Please extract each line of the material below that contains the string "Wellesley". Case counts.

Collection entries
● ● ● ● ●

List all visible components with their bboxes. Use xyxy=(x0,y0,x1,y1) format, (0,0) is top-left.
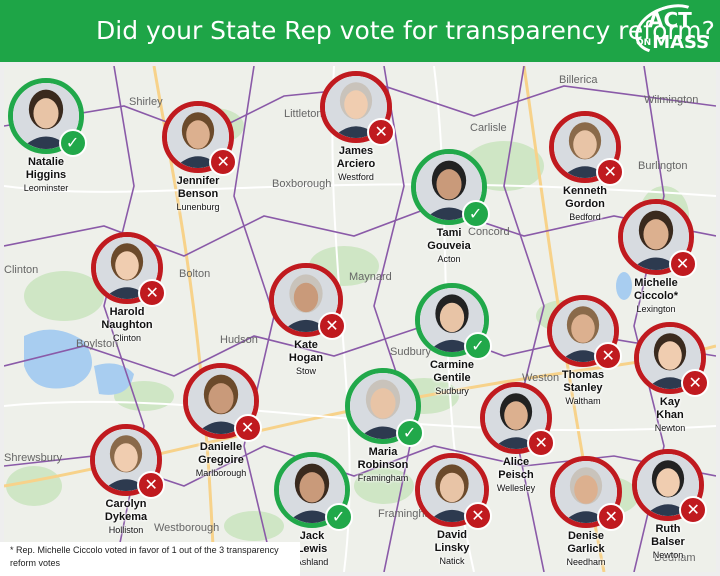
x-icon: ✕ xyxy=(681,369,710,398)
x-icon: ✕ xyxy=(596,158,625,187)
rep-name: James Arciero Westford xyxy=(301,145,411,183)
header-banner: Did your State Rep vote for transparency… xyxy=(0,0,720,63)
rep-town: Westford xyxy=(338,172,374,182)
rep-town: Newton xyxy=(652,550,684,560)
town-label: Maynard xyxy=(349,271,392,283)
x-icon: ✕ xyxy=(209,148,238,177)
rep-name: Tami Gouveia Acton xyxy=(394,227,504,265)
x-icon: ✕ xyxy=(594,342,623,371)
rep-name: Danielle Gregoire Marlborough xyxy=(166,441,276,479)
rep-name: Natalie Higgins Leominster xyxy=(0,156,101,194)
rep-town: Lexington xyxy=(636,304,676,314)
town-label: Dedham xyxy=(654,552,696,564)
x-icon: ✕ xyxy=(367,118,396,147)
rep-name: Maria Robinson Framingham xyxy=(328,446,438,484)
rep-town: Wellesley xyxy=(496,483,536,493)
town-label: Wilmington xyxy=(644,94,699,106)
rep-name: Kate Hogan Stow xyxy=(251,339,361,377)
x-icon: ✕ xyxy=(137,471,166,500)
town-label: Weston xyxy=(522,372,560,384)
town-label: Westborough xyxy=(154,522,220,534)
rep-town: Marlborough xyxy=(195,468,247,478)
x-icon: ✕ xyxy=(317,311,346,340)
rep-photo xyxy=(632,449,704,521)
rep-town: Needham xyxy=(566,557,606,567)
rep-name: Jennifer Benson Lunenburg xyxy=(143,175,253,213)
rep-photo xyxy=(480,382,552,454)
x-icon: ✕ xyxy=(679,496,708,525)
rep-name: Harold Naughton Clinton xyxy=(72,306,182,344)
x-icon: ✕ xyxy=(668,249,697,278)
rep-photo xyxy=(550,456,622,528)
rep-photo xyxy=(618,199,694,275)
rep-name: David Linsky Natick xyxy=(397,529,507,567)
rep-name: Jack Lewis Ashland xyxy=(257,530,367,568)
check-icon: ✓ xyxy=(58,128,87,157)
rep-name: Ruth Balser Newton xyxy=(613,523,720,561)
page-title: Did your State Rep vote for transparency… xyxy=(96,16,715,45)
town-label: Boxborough xyxy=(272,178,332,190)
check-icon: ✓ xyxy=(395,418,424,447)
rep-photo xyxy=(411,149,487,225)
rep-name: Alice Peisch Wellesley xyxy=(461,456,571,494)
rep-town: Clinton xyxy=(112,333,141,343)
rep-town: Framingham xyxy=(357,473,409,483)
x-icon: ✕ xyxy=(463,501,492,530)
rep-town: Acton xyxy=(437,254,461,264)
rep-name: Kay Khan Newton xyxy=(615,396,720,434)
rep-photo xyxy=(183,363,259,439)
town-label: Shrewsbury xyxy=(4,452,63,464)
town-label: Bolton xyxy=(179,268,211,280)
rep-town: Holliston xyxy=(108,525,144,535)
rep-town: Stow xyxy=(295,366,316,376)
rep-town: Newton xyxy=(654,423,686,433)
rep-name: Kenneth Gordon Bedford xyxy=(530,185,640,223)
rep-photo xyxy=(415,283,489,357)
rep-town: Sudbury xyxy=(435,386,469,396)
rep-town: Leominster xyxy=(23,183,69,193)
logo-word-act: ACT xyxy=(648,8,692,32)
x-icon: ✕ xyxy=(233,413,262,442)
x-icon: ✕ xyxy=(597,503,626,532)
rep-photo xyxy=(634,322,706,394)
rep-name: Carolyn Dykema Holliston xyxy=(71,498,181,536)
town-label: Carlisle xyxy=(470,122,507,134)
rep-name: Denise Garlick Needham xyxy=(531,530,641,568)
town-label: Clinton xyxy=(4,264,39,276)
rep-town: Waltham xyxy=(565,396,601,406)
rep-town: Ashland xyxy=(295,557,329,567)
x-icon: ✕ xyxy=(138,279,167,308)
check-icon: ✓ xyxy=(324,502,353,531)
rep-town: Bedford xyxy=(569,212,601,222)
check-icon: ✓ xyxy=(461,199,490,228)
act-on-mass-logo[interactable]: ACT ONMASS xyxy=(628,0,714,63)
footnote: * Rep. Michelle Ciccolo voted in favor o… xyxy=(0,542,300,576)
town-label: Hudson xyxy=(220,334,258,346)
logo-word-on-mass: ONMASS xyxy=(636,32,710,53)
rep-name: Carmine Gentile Sudbury xyxy=(397,359,507,397)
check-icon: ✓ xyxy=(463,331,492,360)
rep-name: Michelle Ciccolo* Lexington xyxy=(601,277,711,315)
town-label: Littleton xyxy=(284,108,323,120)
town-label: Billerica xyxy=(559,74,598,86)
town-label: Burlington xyxy=(638,160,688,172)
rep-town: Natick xyxy=(439,556,465,566)
x-icon: ✕ xyxy=(527,429,556,458)
rep-name: Thomas Stanley Waltham xyxy=(528,369,638,407)
rep-town: Lunenburg xyxy=(176,202,220,212)
town-label: Shirley xyxy=(129,96,163,108)
town-label: Boylston xyxy=(76,338,119,350)
town-label: Concord xyxy=(468,226,510,238)
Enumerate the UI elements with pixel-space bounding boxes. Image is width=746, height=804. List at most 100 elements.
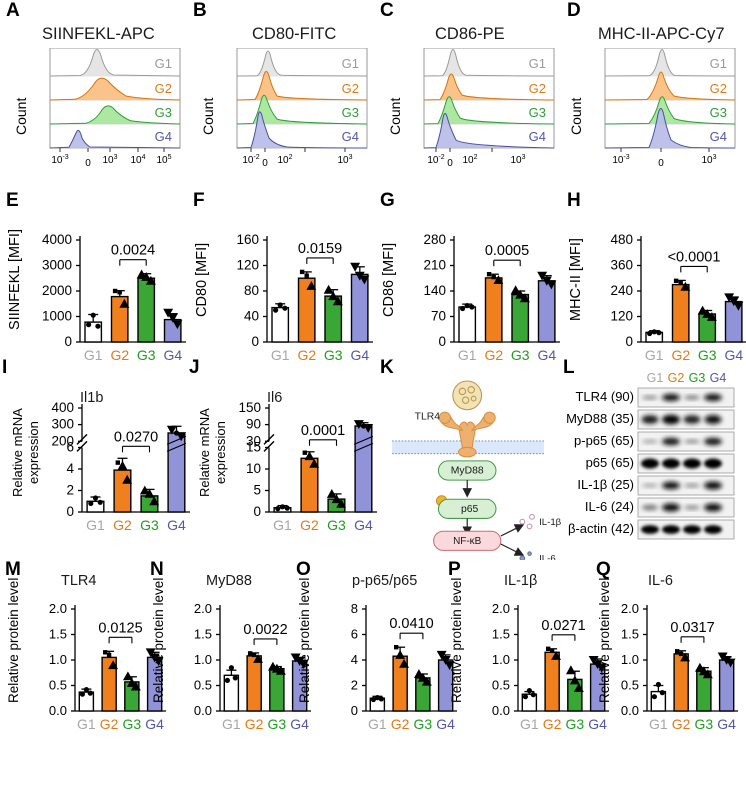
svg-text:1.0: 1.0: [194, 652, 212, 667]
svg-text:10-3: 10-3: [612, 154, 629, 166]
svg-text:80: 80: [244, 283, 259, 298]
svg-text:G2: G2: [245, 716, 264, 732]
svg-text:8: 8: [351, 601, 358, 616]
svg-text:G2: G2: [155, 81, 172, 96]
svg-text:210: 210: [423, 258, 446, 273]
svg-text:G4: G4: [290, 716, 309, 732]
svg-text:G2: G2: [672, 716, 691, 732]
svg-text:102: 102: [277, 154, 292, 166]
svg-text:G4: G4: [145, 716, 164, 732]
svg-text:4: 4: [66, 461, 74, 476]
svg-text:200: 200: [51, 433, 74, 448]
svg-text:1.0: 1.0: [49, 652, 67, 667]
svg-text:0: 0: [64, 334, 72, 349]
svg-text:0.0: 0.0: [492, 703, 510, 718]
svg-text:G2: G2: [342, 81, 359, 96]
svg-text:0.0271: 0.0271: [541, 618, 585, 634]
svg-text:G4: G4: [436, 716, 455, 732]
svg-text:300: 300: [51, 417, 74, 432]
svg-text:0: 0: [85, 158, 91, 169]
svg-text:160: 160: [236, 232, 259, 247]
svg-text:p-p65 (65): p-p65 (65): [574, 433, 634, 448]
svg-text:0: 0: [262, 158, 268, 169]
svg-text:0.0270: 0.0270: [114, 429, 158, 445]
svg-text:G3: G3: [327, 517, 346, 533]
svg-text:0: 0: [66, 504, 74, 519]
svg-text:0.5: 0.5: [492, 678, 510, 693]
svg-text:70: 70: [431, 309, 446, 324]
svg-text:G3: G3: [123, 716, 142, 732]
svg-text:0: 0: [625, 334, 633, 349]
svg-text:0.0125: 0.0125: [98, 620, 142, 636]
svg-text:1.5: 1.5: [621, 627, 639, 642]
svg-text:0.0: 0.0: [621, 703, 639, 718]
svg-text:G3: G3: [268, 716, 287, 732]
svg-text:5: 5: [253, 483, 261, 498]
svg-text:0: 0: [658, 158, 664, 169]
svg-text:10-2: 10-2: [242, 154, 259, 166]
svg-text:4000: 4000: [42, 232, 72, 247]
svg-text:0.5: 0.5: [621, 678, 639, 693]
svg-text:G2: G2: [543, 716, 562, 732]
svg-text:G4: G4: [167, 517, 186, 533]
svg-text:G1: G1: [529, 56, 546, 71]
svg-text:120: 120: [236, 258, 259, 273]
svg-text:0: 0: [251, 334, 259, 349]
svg-text:0: 0: [438, 334, 446, 349]
svg-text:G4: G4: [710, 129, 727, 144]
svg-text:105: 105: [156, 154, 171, 166]
svg-text:β-actin (42): β-actin (42): [568, 521, 634, 536]
svg-text:0: 0: [447, 158, 453, 169]
svg-text:480: 480: [610, 232, 633, 247]
svg-text:103: 103: [337, 154, 352, 166]
svg-text:0.0022: 0.0022: [243, 622, 287, 638]
svg-text:40: 40: [244, 309, 259, 324]
svg-text:360: 360: [610, 258, 633, 273]
svg-text:1.5: 1.5: [194, 627, 212, 642]
svg-text:140: 140: [423, 283, 446, 298]
svg-text:G1: G1: [77, 716, 96, 732]
svg-text:2000: 2000: [42, 283, 72, 298]
svg-text:G2: G2: [300, 517, 319, 533]
svg-text:G2: G2: [391, 716, 410, 732]
svg-text:10: 10: [246, 461, 261, 476]
svg-text:1000: 1000: [42, 309, 72, 324]
svg-text:0.0005: 0.0005: [485, 243, 529, 259]
svg-text:103: 103: [102, 154, 117, 166]
svg-text:G3: G3: [414, 716, 433, 732]
svg-text:<0.0001: <0.0001: [668, 249, 721, 265]
svg-text:0: 0: [351, 703, 358, 718]
svg-text:10-3: 10-3: [51, 154, 68, 166]
svg-text:TLR4: TLR4: [415, 411, 441, 422]
svg-text:G1: G1: [155, 56, 172, 71]
svg-text:150: 150: [238, 400, 261, 415]
svg-text:G1: G1: [273, 517, 292, 533]
svg-text:G3: G3: [140, 517, 159, 533]
svg-text:G1: G1: [342, 56, 359, 71]
svg-text:280: 280: [423, 232, 446, 247]
svg-text:0.0159: 0.0159: [298, 241, 342, 257]
svg-text:G1: G1: [649, 716, 668, 732]
svg-text:IL-6 (24): IL-6 (24): [585, 499, 634, 514]
svg-text:2.0: 2.0: [621, 601, 639, 616]
svg-text:G3: G3: [695, 716, 714, 732]
svg-text:G2: G2: [100, 716, 119, 732]
svg-text:2.0: 2.0: [194, 601, 212, 616]
svg-text:G1: G1: [86, 517, 105, 533]
svg-text:G2: G2: [710, 81, 727, 96]
svg-text:0.0410: 0.0410: [389, 616, 433, 632]
svg-text:2: 2: [66, 483, 74, 498]
svg-text:120: 120: [610, 309, 633, 324]
svg-text:G2: G2: [668, 371, 685, 385]
svg-text:0: 0: [253, 504, 261, 519]
svg-text:G4: G4: [710, 371, 727, 385]
svg-text:0.0: 0.0: [194, 703, 212, 718]
svg-text:G3: G3: [710, 105, 727, 120]
svg-text:2.0: 2.0: [492, 601, 510, 616]
svg-text:G2: G2: [113, 517, 132, 533]
svg-text:0.0: 0.0: [49, 703, 67, 718]
svg-text:3000: 3000: [42, 258, 72, 273]
svg-text:G3: G3: [566, 716, 585, 732]
svg-text:G3: G3: [342, 105, 359, 120]
svg-text:G1: G1: [520, 716, 539, 732]
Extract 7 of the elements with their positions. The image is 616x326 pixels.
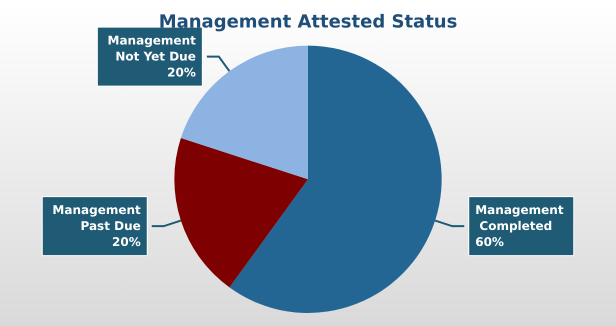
data-label: 20% xyxy=(167,66,196,80)
data-label: 60% xyxy=(475,235,504,250)
chart-title: Management Attested Status xyxy=(158,12,458,32)
slice-label: Management Completed xyxy=(475,203,564,234)
slice-label: Management Past Due xyxy=(52,203,142,234)
slice-label: Management Not Yet Due xyxy=(108,34,196,64)
data-label: 20% xyxy=(112,235,141,250)
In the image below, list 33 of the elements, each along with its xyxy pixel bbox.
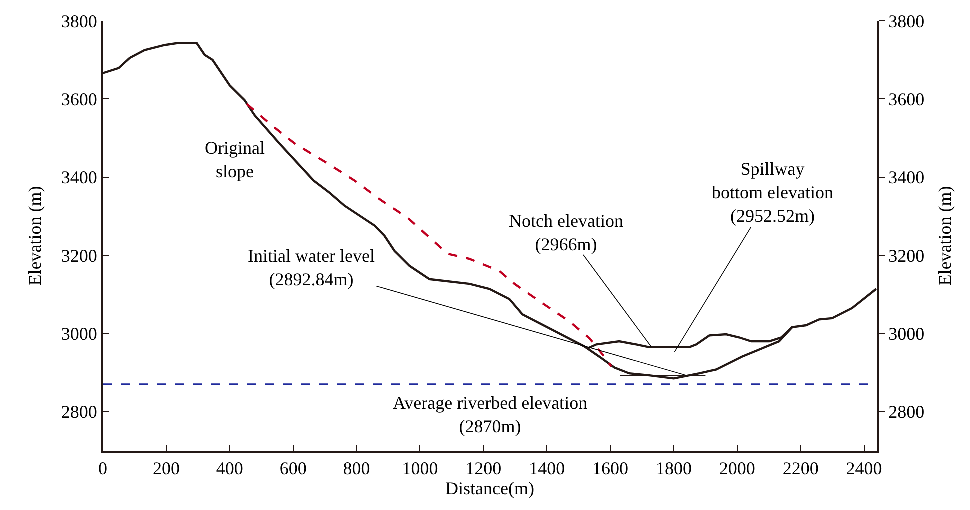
y2-tick-label: 3200: [888, 246, 925, 266]
annotation: Initial water level (2892.84m): [248, 246, 375, 290]
y-tick-label: 3200: [61, 246, 98, 266]
x-axis-title: Distance(m): [446, 478, 534, 499]
x-tick-label: 1800: [656, 458, 692, 479]
y-axis-title: Elevation (m): [25, 186, 46, 286]
annotation: Spillway bottom elevation (2952.52m): [712, 159, 834, 226]
annotation: Original slope: [205, 138, 265, 182]
x-tick-label: 1200: [466, 458, 502, 479]
y2-tick-label: 2800: [888, 402, 925, 422]
x-tick-label: 1600: [592, 458, 629, 479]
x-tick-label: 2400: [846, 458, 882, 479]
x-tick-label: 2000: [719, 458, 756, 479]
ref-line-label: Average riverbed elevation (2870m): [393, 393, 588, 436]
x-tick-label: 2200: [782, 458, 819, 479]
y-tick-label: 3000: [61, 324, 98, 344]
annotation: Notch elevation (2966m): [509, 211, 624, 254]
y2-tick-label: 3000: [888, 324, 925, 344]
y-tick-label: 3600: [61, 89, 98, 110]
x-tick-label: 400: [216, 458, 244, 479]
x-tick-label: 600: [280, 458, 307, 479]
y2-tick-label: 3400: [888, 168, 925, 188]
y-tick-label: 2800: [61, 402, 98, 422]
x-tick-label: 1000: [402, 458, 438, 479]
x-tick-label: 0: [98, 458, 108, 479]
y-tick-label: 3800: [61, 11, 98, 32]
x-tick-label: 800: [343, 458, 370, 479]
x-tick-label: 1400: [529, 458, 566, 479]
y2-tick-label: 3800: [888, 11, 925, 32]
y2-tick-label: 3600: [888, 89, 925, 110]
x-tick-label: 200: [152, 458, 180, 479]
y2-axis-title: Elevation (m): [935, 186, 956, 286]
y-tick-label: 3400: [61, 168, 98, 188]
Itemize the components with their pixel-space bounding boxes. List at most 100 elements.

● ● ● ● ●

# RESULT OF THIS EXERCISE
rep-town: Wellesley xyxy=(496,483,536,493)
rep-name: Alice Peisch Wellesley xyxy=(461,456,571,494)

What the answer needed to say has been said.